### EXTRACTO DE LA PÁGINA
La que mejor conozco es la Semana Santa de Sevilla.
La Semana Santa no es una experiencia fácil de explicar con nuestros esquemas habituales, urbanitas y laicos. Ya los nombres mismos de los Pasos que contemplamos nos dan una idea del salto metafísico que representa el fenómeno de las procesiones en Sevilla: La Quinta Angustia, la Pasión, el Silencio, la Sentencia, la Virgen del Valle, la Esperanza de Triana, las Tres caídas…
Solo podemos entender el fenómeno de la Semana Santa si aceptamos que no es una experiencia exclusivamente confesional ni se puede reducir a un pasatiempo folclórico, tiene muchas lecturas y que en su teatralidad barroca y devocional se combinan y mezclan poderosas emociones.
Hay una primera emoción espontánea y popular de enamoramiento colectivo de los sevillanos para con su ciudad y sus barrios que se celebran mutuamente en sus vírgenes y en sus cristos.

### LISTA DE TAREAS
[1] Responde estas preguntas sobre el extracto dedicado a la Semana Santa de Sevilla:
(a) ¿Qué Semana Santa dice conocer mejor quien escribe?
(b) Según el extracto, ¿a qué clase de pasatiempo no se puede reducir la Semana Santa?
(c) ¿En qué se celebran mutuamente la ciudad y sus barrios, según el último párrafo?
[2] Continúa el extracto sobre la Semana Santa de Sevilla a partir de su última frase.
Los registros que vienen a continuación son material independiente del extracto.

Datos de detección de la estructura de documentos
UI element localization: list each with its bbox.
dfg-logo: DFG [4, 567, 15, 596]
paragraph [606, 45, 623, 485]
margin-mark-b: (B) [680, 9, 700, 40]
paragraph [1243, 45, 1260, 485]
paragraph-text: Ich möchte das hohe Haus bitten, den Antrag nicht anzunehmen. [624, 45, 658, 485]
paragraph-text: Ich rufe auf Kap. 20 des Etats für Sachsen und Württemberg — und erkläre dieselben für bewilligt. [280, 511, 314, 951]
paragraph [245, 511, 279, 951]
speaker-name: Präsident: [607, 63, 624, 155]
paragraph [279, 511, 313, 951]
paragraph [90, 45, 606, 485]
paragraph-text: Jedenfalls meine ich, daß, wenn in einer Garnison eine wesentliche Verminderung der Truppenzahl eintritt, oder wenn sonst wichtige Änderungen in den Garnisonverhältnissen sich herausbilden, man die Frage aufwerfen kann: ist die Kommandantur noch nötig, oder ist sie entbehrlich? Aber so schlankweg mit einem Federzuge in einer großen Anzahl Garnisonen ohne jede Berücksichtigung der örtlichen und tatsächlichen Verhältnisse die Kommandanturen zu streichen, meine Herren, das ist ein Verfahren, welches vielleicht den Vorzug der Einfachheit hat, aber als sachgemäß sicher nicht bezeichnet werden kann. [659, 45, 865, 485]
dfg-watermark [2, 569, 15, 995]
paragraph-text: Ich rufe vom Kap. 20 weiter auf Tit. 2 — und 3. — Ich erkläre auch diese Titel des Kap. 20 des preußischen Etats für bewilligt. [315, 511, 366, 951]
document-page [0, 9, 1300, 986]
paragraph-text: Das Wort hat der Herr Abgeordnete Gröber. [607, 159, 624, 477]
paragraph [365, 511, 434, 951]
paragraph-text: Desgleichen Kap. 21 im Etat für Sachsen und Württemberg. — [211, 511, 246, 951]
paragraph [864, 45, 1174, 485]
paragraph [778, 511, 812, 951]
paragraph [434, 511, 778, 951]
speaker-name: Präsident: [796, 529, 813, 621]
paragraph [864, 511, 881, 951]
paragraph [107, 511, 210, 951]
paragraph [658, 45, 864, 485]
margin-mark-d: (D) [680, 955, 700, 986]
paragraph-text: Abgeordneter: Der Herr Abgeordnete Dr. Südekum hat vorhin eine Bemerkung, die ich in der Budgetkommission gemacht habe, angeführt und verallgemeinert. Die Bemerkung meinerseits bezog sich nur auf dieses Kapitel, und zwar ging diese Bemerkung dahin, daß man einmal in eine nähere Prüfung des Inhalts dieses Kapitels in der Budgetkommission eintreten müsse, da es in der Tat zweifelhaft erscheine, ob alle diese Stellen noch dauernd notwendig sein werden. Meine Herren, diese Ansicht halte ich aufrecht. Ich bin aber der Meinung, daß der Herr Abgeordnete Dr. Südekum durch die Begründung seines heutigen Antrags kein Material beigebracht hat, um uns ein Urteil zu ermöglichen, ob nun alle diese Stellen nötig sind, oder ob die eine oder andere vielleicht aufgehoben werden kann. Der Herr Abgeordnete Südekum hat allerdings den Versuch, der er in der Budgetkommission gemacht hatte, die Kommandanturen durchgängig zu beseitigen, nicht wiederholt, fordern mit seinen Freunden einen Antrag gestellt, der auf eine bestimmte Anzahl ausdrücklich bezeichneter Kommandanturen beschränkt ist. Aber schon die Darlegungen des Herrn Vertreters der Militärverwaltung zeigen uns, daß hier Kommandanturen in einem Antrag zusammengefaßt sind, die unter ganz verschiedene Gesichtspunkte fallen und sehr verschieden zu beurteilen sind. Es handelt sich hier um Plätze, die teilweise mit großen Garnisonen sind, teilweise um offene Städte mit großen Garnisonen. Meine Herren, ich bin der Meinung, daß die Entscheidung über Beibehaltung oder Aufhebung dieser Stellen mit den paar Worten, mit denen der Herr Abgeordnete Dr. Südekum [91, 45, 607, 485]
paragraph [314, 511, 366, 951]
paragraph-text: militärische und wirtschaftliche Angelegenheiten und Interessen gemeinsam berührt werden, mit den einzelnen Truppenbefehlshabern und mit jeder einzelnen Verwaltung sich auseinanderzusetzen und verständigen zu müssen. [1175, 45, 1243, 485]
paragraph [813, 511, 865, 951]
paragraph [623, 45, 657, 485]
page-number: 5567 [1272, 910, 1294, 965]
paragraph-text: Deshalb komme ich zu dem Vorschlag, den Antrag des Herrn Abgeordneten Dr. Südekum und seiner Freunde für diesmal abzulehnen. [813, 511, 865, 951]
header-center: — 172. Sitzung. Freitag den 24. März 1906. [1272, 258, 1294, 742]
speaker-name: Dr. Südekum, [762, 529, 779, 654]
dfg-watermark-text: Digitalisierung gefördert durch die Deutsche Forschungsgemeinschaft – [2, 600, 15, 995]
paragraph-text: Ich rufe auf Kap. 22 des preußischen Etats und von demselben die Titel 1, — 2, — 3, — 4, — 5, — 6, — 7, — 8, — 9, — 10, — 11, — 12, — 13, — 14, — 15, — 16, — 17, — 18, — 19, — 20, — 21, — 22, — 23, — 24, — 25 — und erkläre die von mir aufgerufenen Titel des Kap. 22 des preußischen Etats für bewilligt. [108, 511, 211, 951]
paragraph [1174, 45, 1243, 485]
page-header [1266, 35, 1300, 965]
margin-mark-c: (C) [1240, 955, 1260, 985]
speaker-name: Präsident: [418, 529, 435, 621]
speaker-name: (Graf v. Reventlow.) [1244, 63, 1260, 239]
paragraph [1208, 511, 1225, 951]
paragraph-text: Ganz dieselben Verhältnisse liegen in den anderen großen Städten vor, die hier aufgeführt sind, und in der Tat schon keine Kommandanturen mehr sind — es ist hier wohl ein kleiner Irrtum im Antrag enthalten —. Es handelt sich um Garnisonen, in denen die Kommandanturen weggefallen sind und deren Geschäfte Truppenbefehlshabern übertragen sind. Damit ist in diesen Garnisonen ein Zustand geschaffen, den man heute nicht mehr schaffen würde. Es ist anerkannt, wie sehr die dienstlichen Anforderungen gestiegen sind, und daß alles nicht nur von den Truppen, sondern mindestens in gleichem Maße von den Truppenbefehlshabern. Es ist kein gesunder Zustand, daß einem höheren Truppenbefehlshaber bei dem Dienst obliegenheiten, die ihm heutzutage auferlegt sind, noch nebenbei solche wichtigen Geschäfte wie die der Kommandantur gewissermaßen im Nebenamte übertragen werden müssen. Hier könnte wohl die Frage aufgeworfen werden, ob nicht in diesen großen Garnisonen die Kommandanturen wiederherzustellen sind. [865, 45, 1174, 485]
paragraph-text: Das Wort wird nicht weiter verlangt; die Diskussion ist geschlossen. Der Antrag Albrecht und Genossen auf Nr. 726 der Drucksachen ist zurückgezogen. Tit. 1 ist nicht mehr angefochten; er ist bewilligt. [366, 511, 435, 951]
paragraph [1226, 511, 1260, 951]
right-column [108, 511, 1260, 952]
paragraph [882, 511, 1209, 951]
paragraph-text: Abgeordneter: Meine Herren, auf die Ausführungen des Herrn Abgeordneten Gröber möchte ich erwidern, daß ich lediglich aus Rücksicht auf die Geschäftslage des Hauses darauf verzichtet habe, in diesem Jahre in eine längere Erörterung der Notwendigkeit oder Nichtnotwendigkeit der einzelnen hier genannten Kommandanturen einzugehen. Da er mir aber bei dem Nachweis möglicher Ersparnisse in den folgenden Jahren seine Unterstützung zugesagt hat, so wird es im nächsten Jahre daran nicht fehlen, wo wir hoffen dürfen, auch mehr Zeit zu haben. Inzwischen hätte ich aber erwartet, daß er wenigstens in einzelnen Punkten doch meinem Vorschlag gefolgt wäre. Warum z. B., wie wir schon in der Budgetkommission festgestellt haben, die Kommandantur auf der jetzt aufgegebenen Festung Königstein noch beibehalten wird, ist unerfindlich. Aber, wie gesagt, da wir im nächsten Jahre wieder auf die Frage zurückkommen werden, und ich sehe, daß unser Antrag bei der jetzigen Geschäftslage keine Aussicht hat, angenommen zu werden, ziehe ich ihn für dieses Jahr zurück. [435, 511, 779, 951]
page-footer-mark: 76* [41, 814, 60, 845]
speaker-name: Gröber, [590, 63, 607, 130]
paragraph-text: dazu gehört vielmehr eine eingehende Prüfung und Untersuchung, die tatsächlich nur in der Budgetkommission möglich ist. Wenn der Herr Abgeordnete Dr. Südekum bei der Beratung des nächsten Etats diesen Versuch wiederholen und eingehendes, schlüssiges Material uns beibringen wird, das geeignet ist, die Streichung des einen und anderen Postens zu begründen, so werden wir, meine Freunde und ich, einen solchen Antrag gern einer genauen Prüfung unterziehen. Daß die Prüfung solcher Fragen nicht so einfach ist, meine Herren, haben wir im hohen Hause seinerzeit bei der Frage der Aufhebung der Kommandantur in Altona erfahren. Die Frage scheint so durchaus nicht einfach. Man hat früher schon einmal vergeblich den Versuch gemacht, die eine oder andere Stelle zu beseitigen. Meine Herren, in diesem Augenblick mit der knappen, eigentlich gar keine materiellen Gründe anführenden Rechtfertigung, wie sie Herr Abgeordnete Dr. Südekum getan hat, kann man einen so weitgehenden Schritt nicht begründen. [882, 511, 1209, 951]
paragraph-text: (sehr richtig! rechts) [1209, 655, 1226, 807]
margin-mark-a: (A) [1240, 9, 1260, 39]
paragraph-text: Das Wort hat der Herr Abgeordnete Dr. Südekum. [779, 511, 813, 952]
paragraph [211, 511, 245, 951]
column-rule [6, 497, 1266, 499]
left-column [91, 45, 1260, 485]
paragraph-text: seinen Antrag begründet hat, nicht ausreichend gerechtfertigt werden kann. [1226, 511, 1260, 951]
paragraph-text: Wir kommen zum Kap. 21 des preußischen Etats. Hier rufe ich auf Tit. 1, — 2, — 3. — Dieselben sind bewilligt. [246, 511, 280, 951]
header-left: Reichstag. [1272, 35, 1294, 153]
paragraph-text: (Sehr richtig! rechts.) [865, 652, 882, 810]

### RESPUESTAS POR TAREA
[1]
(a) La Semana Santa de Sevilla.
(b) A un pasatiempo folclórico.
(c) En sus vírgenes y en sus cristos.

[2]
Hay también, por supuesto, un fervor religioso y confesional, propio del catolicismo —y de todo el cristianismo— que exalta los misterios salvíficos de la Pasión y Muerte de Cristo, y de María como colaboradora de esa salvación. Pero estas dos emociones estarían reservadas sólo a los cristianos y a los sevillanos, y sin embargo sucede que la capacidad de conmover de la Semana Santa no se limita a ese espectro. Cualquiera que alguna vez haya sentido la fuerza y la belleza narrativa de la pasión de Cristo, el conflicto cósmico que se representa en su crucifixión, la colisión entre la grandeza política y jurídica de Roma, de un lado, de otro el anhelo mesiánico del pueblo judío, alimentado durante siglos por profetas y levitas, y la irrupción de un Cristo doliente, solidario de una Humanidad también doliente, puede, si lo desea, dejarse conmover por esa representación, que nos permite ver al nazareno cargar su cruz por las calles de Sevilla.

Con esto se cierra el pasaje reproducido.